WRITTEN EXERCISE ->
Give every entry again, unchanged, and leave its images out.

SUPPLIED MATERIAL ->
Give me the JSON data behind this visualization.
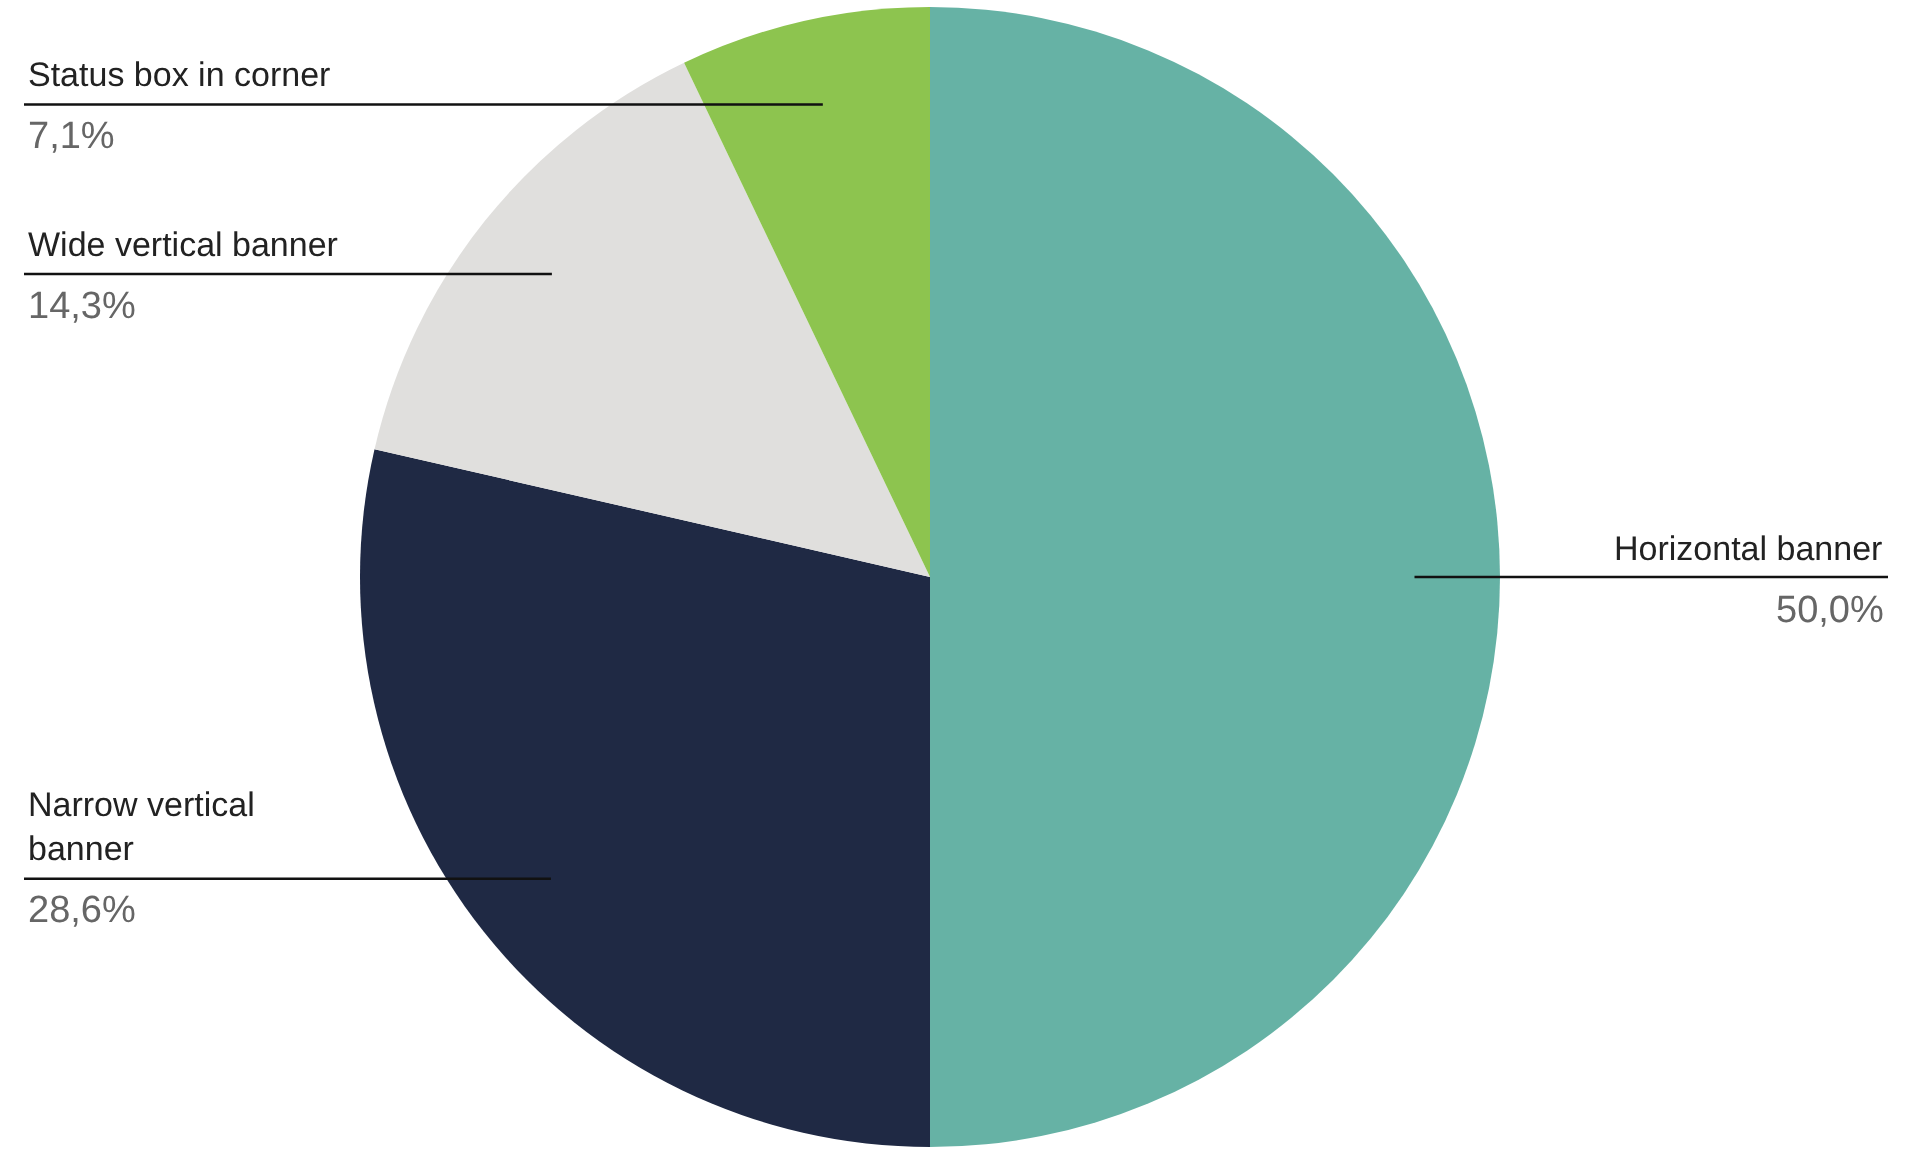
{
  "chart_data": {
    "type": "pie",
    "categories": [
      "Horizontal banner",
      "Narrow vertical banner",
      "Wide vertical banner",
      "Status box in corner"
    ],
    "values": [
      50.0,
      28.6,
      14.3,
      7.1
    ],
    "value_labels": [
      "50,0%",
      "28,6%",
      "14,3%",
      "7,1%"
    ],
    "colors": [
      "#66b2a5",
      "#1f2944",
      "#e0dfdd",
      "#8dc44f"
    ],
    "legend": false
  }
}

RESPONSE TO THE EXERCISE ->
Give me the JSON data behind this visualization.
{
  "chart_data": {
    "type": "pie",
    "categories": [
      "Horizontal banner",
      "Narrow vertical banner",
      "Wide vertical banner",
      "Status box in corner"
    ],
    "values": [
      50.0,
      28.6,
      14.3,
      7.1
    ],
    "value_labels": [
      "50,0%",
      "28,6%",
      "14,3%",
      "7,1%"
    ],
    "colors": [
      "#66b2a5",
      "#1f2944",
      "#e0dfdd",
      "#8dc44f"
    ],
    "legend": false
  }
}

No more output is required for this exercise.